JOB =>
Copy each of the lines below word for word, leaving out the pictures.

DATA FOR THIS EXERCISE =>
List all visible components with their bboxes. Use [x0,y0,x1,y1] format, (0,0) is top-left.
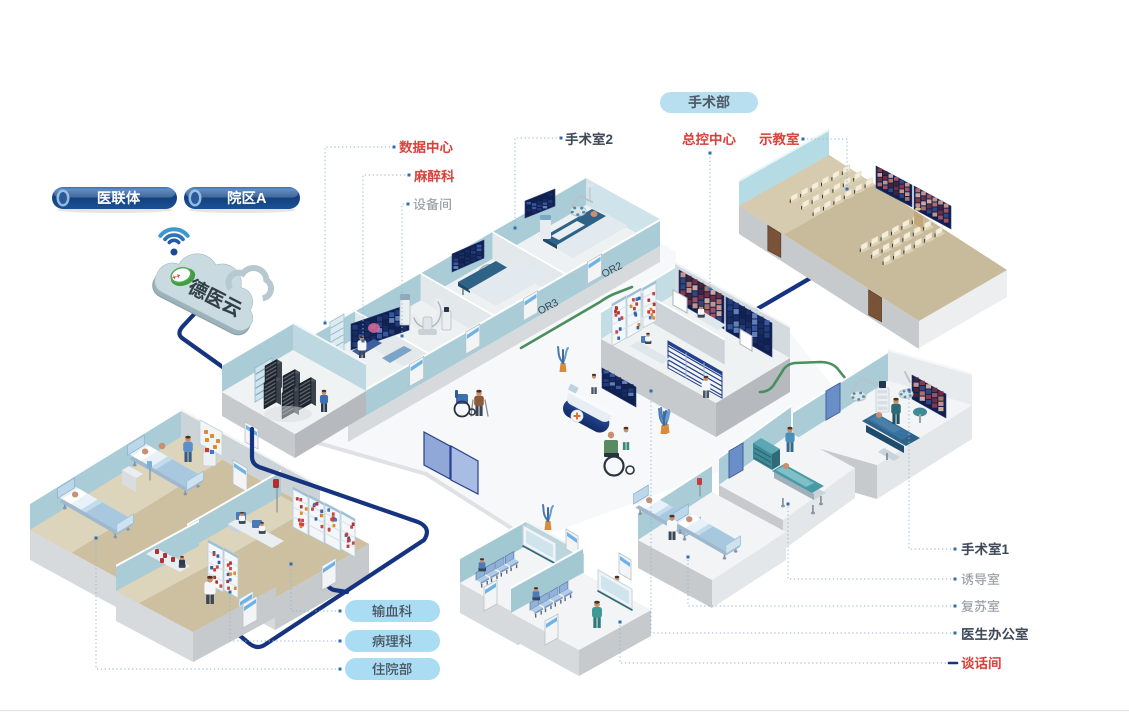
svg-text:2: 2 [606,132,614,147]
svg-text:A: A [256,191,267,207]
svg-text:1: 1 [1002,542,1010,557]
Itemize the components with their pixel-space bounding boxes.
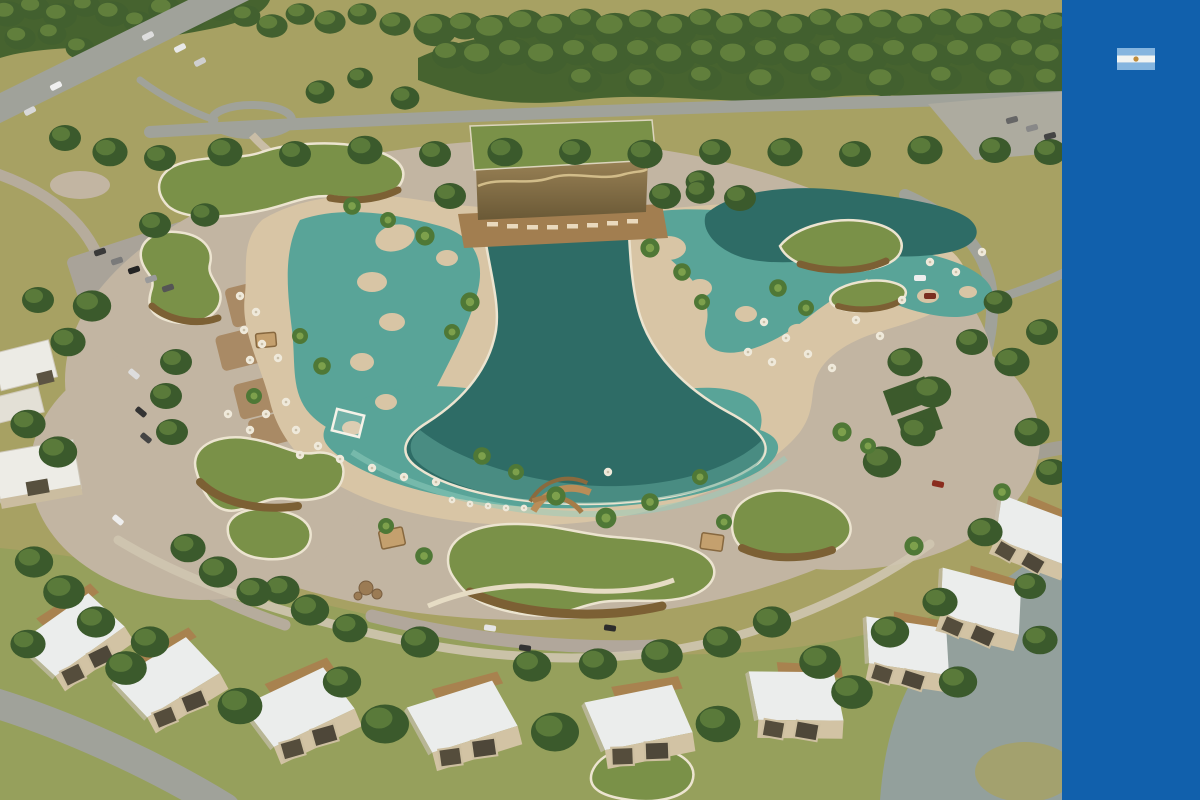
surf-lodge-building <box>458 120 668 248</box>
right-sidebar <box>1062 0 1200 800</box>
flag-stripe-bottom <box>1117 63 1155 70</box>
flag-stripe-top <box>1117 48 1155 55</box>
aerial-render <box>0 0 1200 800</box>
road-grass-patch <box>975 742 1075 800</box>
flag-sun <box>1133 56 1138 61</box>
argentina-flag-icon <box>1117 48 1155 70</box>
screenshot-stage <box>0 0 1200 800</box>
pavilion-west-lower-annex <box>228 509 311 559</box>
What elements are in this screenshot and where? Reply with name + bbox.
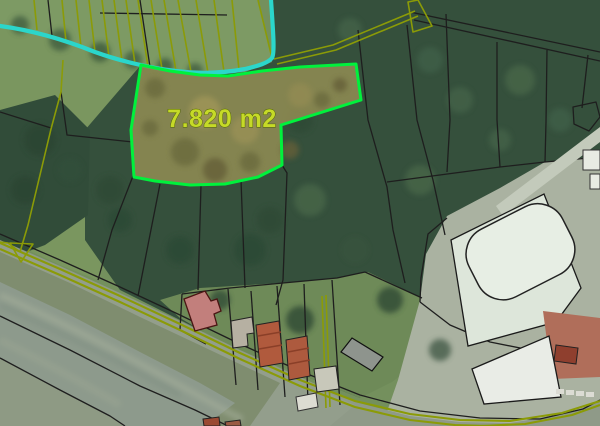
red-roof-house-a: [256, 321, 283, 367]
map-viewport[interactable]: 7.820 m2: [0, 0, 600, 426]
parcel-area-label: 7.820 m2: [167, 105, 277, 133]
small-building-right-2: [590, 174, 600, 189]
shed-bottom-1: [203, 417, 220, 426]
aerial-map-canvas[interactable]: 7.820 m2: [0, 0, 600, 426]
red-structure: [554, 345, 578, 364]
small-building-right-1: [583, 150, 600, 170]
gray-outbuilding: [314, 366, 339, 392]
red-roof-house-b: [286, 336, 310, 380]
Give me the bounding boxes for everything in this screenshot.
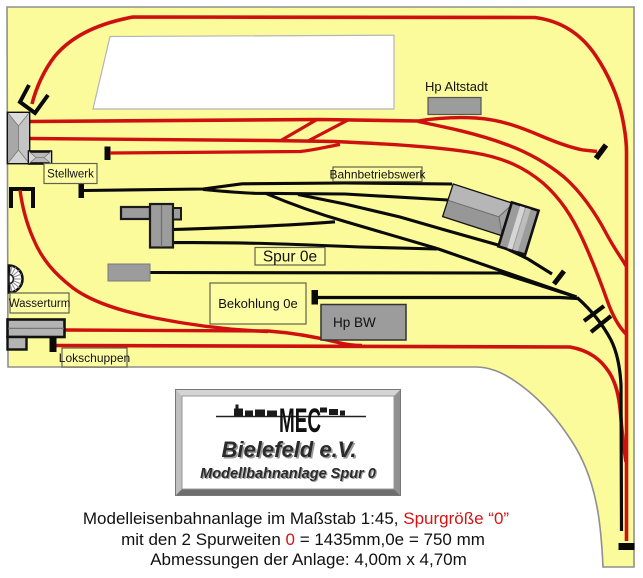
- svg-text:Bielefeld e.V.: Bielefeld e.V.: [222, 437, 357, 462]
- svg-text:Hp Altstadt: Hp Altstadt: [425, 79, 488, 94]
- svg-text:Stellwerk: Stellwerk: [47, 169, 94, 181]
- svg-text:MEC: MEC: [279, 402, 321, 440]
- svg-text:Bahnbetriebswerk: Bahnbetriebswerk: [329, 168, 426, 182]
- svg-text:Hp BW: Hp BW: [333, 315, 376, 330]
- svg-text:Spur 0e: Spur 0e: [263, 249, 317, 266]
- svg-text:Wasserturm: Wasserturm: [9, 298, 71, 310]
- svg-text:Bekohlung 0e: Bekohlung 0e: [218, 296, 298, 311]
- svg-text:Modellbahnanlage Spur 0: Modellbahnanlage Spur 0: [200, 466, 376, 482]
- svg-text:Lokschuppen: Lokschuppen: [59, 351, 130, 365]
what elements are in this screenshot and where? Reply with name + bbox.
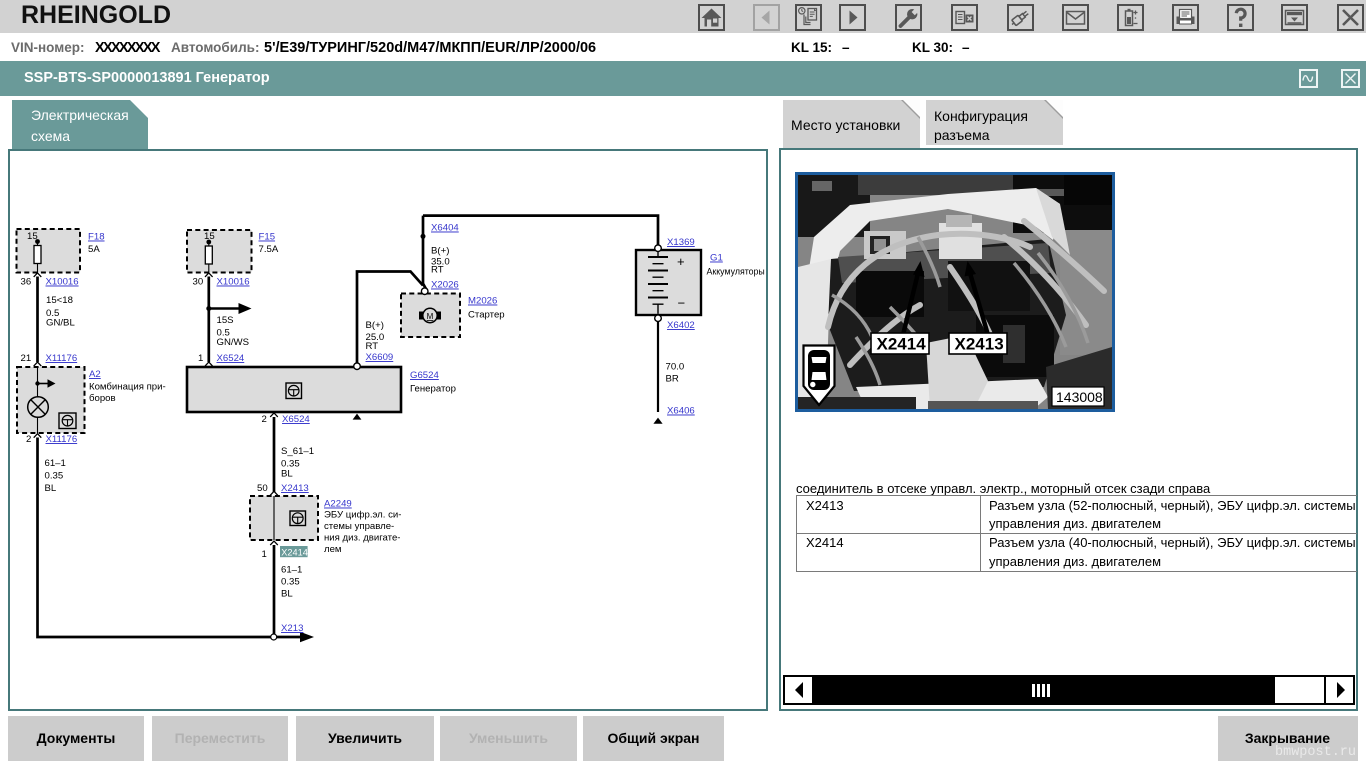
- svg-text:G1: G1: [710, 253, 723, 264]
- svg-text:X6524: X6524: [282, 414, 310, 425]
- svg-text:F15: F15: [259, 232, 276, 243]
- svg-text:S_61–1: S_61–1: [281, 446, 314, 457]
- svg-text:X11176: X11176: [46, 434, 78, 445]
- svg-text:X6524: X6524: [217, 353, 245, 364]
- svg-text:X6406: X6406: [667, 406, 695, 417]
- svg-text:лем: лем: [324, 544, 342, 555]
- svg-text:X2414: X2414: [877, 335, 927, 354]
- svg-text:GN/BL: GN/BL: [46, 318, 75, 329]
- svg-text:15: 15: [204, 231, 215, 242]
- svg-text:X1369: X1369: [667, 237, 695, 248]
- svg-text:X2413: X2413: [955, 335, 1004, 354]
- svg-text:15<18: 15<18: [46, 295, 73, 306]
- svg-text:36: 36: [21, 277, 32, 288]
- svg-text:боров: боров: [89, 393, 116, 404]
- svg-text:M: M: [427, 312, 434, 321]
- svg-text:−: −: [678, 296, 686, 311]
- svg-text:BL: BL: [281, 589, 293, 600]
- svg-text:61–1: 61–1: [45, 458, 66, 469]
- svg-text:X6609: X6609: [366, 352, 394, 363]
- svg-text:X213: X213: [281, 623, 303, 634]
- svg-text:G6524: G6524: [410, 370, 439, 381]
- svg-text:X2413: X2413: [281, 483, 309, 494]
- svg-text:RT: RT: [366, 341, 379, 352]
- svg-text:143008: 143008: [1056, 389, 1103, 405]
- svg-text:ния диз. двигате-: ния диз. двигате-: [324, 533, 401, 544]
- svg-text:M2026: M2026: [468, 296, 497, 307]
- svg-text:B(+): B(+): [366, 320, 384, 331]
- svg-text:Генератор: Генератор: [410, 384, 456, 395]
- svg-text:50: 50: [257, 483, 268, 494]
- svg-text:61–1: 61–1: [281, 565, 302, 576]
- svg-text:X10016: X10016: [217, 277, 250, 288]
- svg-text:+: +: [677, 254, 685, 269]
- svg-text:1: 1: [262, 549, 267, 560]
- svg-text:Аккумуляторы: Аккумуляторы: [707, 267, 765, 277]
- svg-text:BL: BL: [45, 483, 57, 494]
- svg-text:RT: RT: [431, 265, 444, 276]
- svg-text:2: 2: [262, 414, 267, 425]
- svg-text:A2: A2: [89, 369, 101, 380]
- svg-text:70.0: 70.0: [666, 362, 685, 373]
- svg-text:X2026: X2026: [431, 280, 459, 291]
- svg-text:7.5A: 7.5A: [259, 244, 279, 255]
- svg-text:X11176: X11176: [46, 353, 78, 364]
- svg-text:1: 1: [198, 353, 203, 364]
- svg-text:A2249: A2249: [324, 499, 352, 510]
- svg-text:F18: F18: [88, 232, 105, 243]
- svg-text:0.35: 0.35: [45, 471, 64, 482]
- svg-text:5A: 5A: [88, 244, 100, 255]
- svg-text:X10016: X10016: [46, 277, 79, 288]
- svg-text:X2414: X2414: [281, 547, 308, 557]
- svg-text:Стартер: Стартер: [468, 310, 505, 321]
- svg-text:BL: BL: [281, 469, 293, 480]
- svg-text:BR: BR: [666, 374, 679, 385]
- svg-text:X6402: X6402: [667, 320, 695, 331]
- svg-text:21: 21: [21, 353, 32, 364]
- svg-text:Комбинация при-: Комбинация при-: [89, 382, 166, 393]
- svg-text:15S: 15S: [217, 315, 234, 326]
- svg-text:GN/WS: GN/WS: [217, 337, 250, 348]
- svg-text:ЭБУ цифр.эл. си-: ЭБУ цифр.эл. си-: [324, 510, 401, 521]
- svg-text:B(+): B(+): [431, 246, 449, 257]
- svg-text:0.35: 0.35: [281, 577, 300, 588]
- svg-text:2: 2: [26, 434, 31, 445]
- svg-text:30: 30: [193, 277, 204, 288]
- svg-text:стемы управле-: стемы управле-: [324, 521, 394, 532]
- svg-text:15: 15: [27, 231, 38, 242]
- svg-text:X6404: X6404: [431, 223, 459, 234]
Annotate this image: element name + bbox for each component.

ANSWER TO THIS TASK =>
List all visible components with their bboxes. Use [x0,y0,x1,y1] format, (0,0) is top-left.
svg-text:2: 2 [606,132,614,147]
svg-text:A: A [256,191,267,207]
svg-text:1: 1 [1002,542,1010,557]
Itemize the components with their pixel-space bounding boxes.
surf-lodge-building <box>458 120 668 248</box>
right-sidebar <box>1062 0 1200 800</box>
flag-stripe-bottom <box>1117 63 1155 70</box>
flag-stripe-top <box>1117 48 1155 55</box>
aerial-render <box>0 0 1200 800</box>
road-grass-patch <box>975 742 1075 800</box>
flag-sun <box>1133 56 1138 61</box>
argentina-flag-icon <box>1117 48 1155 70</box>
screenshot-stage <box>0 0 1200 800</box>
pavilion-west-lower-annex <box>228 509 311 559</box>
What elements are in this screenshot and where? Reply with name + bbox.
red-roof-house-a: [256, 321, 283, 367]
map-viewport[interactable]: 7.820 m2: [0, 0, 600, 426]
parcel-area-label: 7.820 m2: [167, 105, 277, 133]
small-building-right-2: [590, 174, 600, 189]
shed-bottom-1: [203, 417, 220, 426]
aerial-map-canvas[interactable]: 7.820 m2: [0, 0, 600, 426]
red-structure: [554, 345, 578, 364]
small-building-right-1: [583, 150, 600, 170]
gray-outbuilding: [314, 366, 339, 392]
red-roof-house-b: [286, 336, 310, 380]
Give me the bounding boxes for everything in this screenshot.
- svg-text:Bielefeld e.V.: Bielefeld e.V.: [222, 437, 357, 462]
- svg-text:Hp Altstadt: Hp Altstadt: [425, 79, 488, 94]
- svg-text:Stellwerk: Stellwerk: [47, 169, 94, 181]
- svg-text:MEC: MEC: [279, 402, 321, 440]
- svg-text:Bahnbetriebswerk: Bahnbetriebswerk: [329, 168, 426, 182]
- svg-text:Hp BW: Hp BW: [333, 315, 376, 330]
- svg-text:Spur 0e: Spur 0e: [263, 249, 317, 266]
- svg-text:Wasserturm: Wasserturm: [9, 298, 71, 310]
- svg-text:Bekohlung 0e: Bekohlung 0e: [218, 296, 298, 311]
- svg-text:Modellbahnanlage Spur 0: Modellbahnanlage Spur 0: [200, 466, 376, 482]
- svg-text:Lokschuppen: Lokschuppen: [59, 351, 130, 365]
what elements are in this screenshot and where? Reply with name + bbox.
- svg-text:G1: G1: [710, 253, 723, 264]
- svg-text:X6524: X6524: [282, 414, 310, 425]
- svg-text:F15: F15: [259, 232, 276, 243]
- svg-text:S_61–1: S_61–1: [281, 446, 314, 457]
- svg-text:X11176: X11176: [46, 434, 78, 445]
- svg-text:X6524: X6524: [217, 353, 245, 364]
- svg-text:X6406: X6406: [667, 406, 695, 417]
- svg-text:лем: лем: [324, 544, 342, 555]
- svg-text:X2414: X2414: [877, 335, 927, 354]
- svg-text:GN/BL: GN/BL: [46, 318, 75, 329]
- svg-text:15: 15: [204, 231, 215, 242]
- svg-text:X1369: X1369: [667, 237, 695, 248]
- svg-text:X2413: X2413: [955, 335, 1004, 354]
- svg-text:15<18: 15<18: [46, 295, 73, 306]
- svg-text:36: 36: [21, 277, 32, 288]
- svg-text:боров: боров: [89, 393, 116, 404]
- svg-text:M: M: [427, 312, 434, 321]
- svg-text:−: −: [678, 296, 686, 311]
- svg-text:BL: BL: [281, 589, 293, 600]
- svg-text:61–1: 61–1: [45, 458, 66, 469]
- svg-text:X6609: X6609: [366, 352, 394, 363]
- svg-text:X213: X213: [281, 623, 303, 634]
- svg-text:G6524: G6524: [410, 370, 439, 381]
- svg-text:X2413: X2413: [281, 483, 309, 494]
- svg-text:RT: RT: [366, 341, 379, 352]
- svg-text:143008: 143008: [1056, 389, 1103, 405]
- svg-text:ния диз. двигате-: ния диз. двигате-: [324, 533, 401, 544]
- svg-text:M2026: M2026: [468, 296, 497, 307]
- svg-text:B(+): B(+): [366, 320, 384, 331]
- svg-text:Генератор: Генератор: [410, 384, 456, 395]
- svg-text:50: 50: [257, 483, 268, 494]
- svg-text:61–1: 61–1: [281, 565, 302, 576]
- svg-text:X10016: X10016: [217, 277, 250, 288]
- svg-text:+: +: [677, 254, 685, 269]
- svg-text:1: 1: [262, 549, 267, 560]
- svg-text:Аккумуляторы: Аккумуляторы: [707, 267, 765, 277]
- svg-text:BL: BL: [45, 483, 57, 494]
- svg-text:RT: RT: [431, 265, 444, 276]
- svg-text:2: 2: [262, 414, 267, 425]
- svg-text:A2: A2: [89, 369, 101, 380]
- svg-text:70.0: 70.0: [666, 362, 685, 373]
- svg-text:X2026: X2026: [431, 280, 459, 291]
- svg-text:7.5A: 7.5A: [259, 244, 279, 255]
- svg-text:X11176: X11176: [46, 353, 78, 364]
- svg-text:1: 1: [198, 353, 203, 364]
- svg-text:A2249: A2249: [324, 499, 352, 510]
- svg-text:F18: F18: [88, 232, 105, 243]
- svg-text:0.35: 0.35: [45, 471, 64, 482]
- svg-text:5A: 5A: [88, 244, 100, 255]
- svg-text:X10016: X10016: [46, 277, 79, 288]
- svg-text:X2414: X2414: [281, 547, 308, 557]
- svg-text:Стартер: Стартер: [468, 310, 505, 321]
- svg-text:BL: BL: [281, 469, 293, 480]
- svg-text:BR: BR: [666, 374, 679, 385]
- svg-text:X6402: X6402: [667, 320, 695, 331]
- svg-text:21: 21: [21, 353, 32, 364]
- svg-text:Комбинация при-: Комбинация при-: [89, 382, 166, 393]
- svg-text:15S: 15S: [217, 315, 234, 326]
- svg-text:GN/WS: GN/WS: [217, 337, 250, 348]
- svg-text:ЭБУ цифр.эл. си-: ЭБУ цифр.эл. си-: [324, 510, 401, 521]
- svg-text:B(+): B(+): [431, 246, 449, 257]
- svg-text:0.35: 0.35: [281, 577, 300, 588]
- svg-text:2: 2: [26, 434, 31, 445]
- svg-text:30: 30: [193, 277, 204, 288]
- svg-text:стемы управле-: стемы управле-: [324, 521, 394, 532]
- svg-text:15: 15: [27, 231, 38, 242]
- svg-text:X6404: X6404: [431, 223, 459, 234]
Annotate this image: element name + bbox for each component.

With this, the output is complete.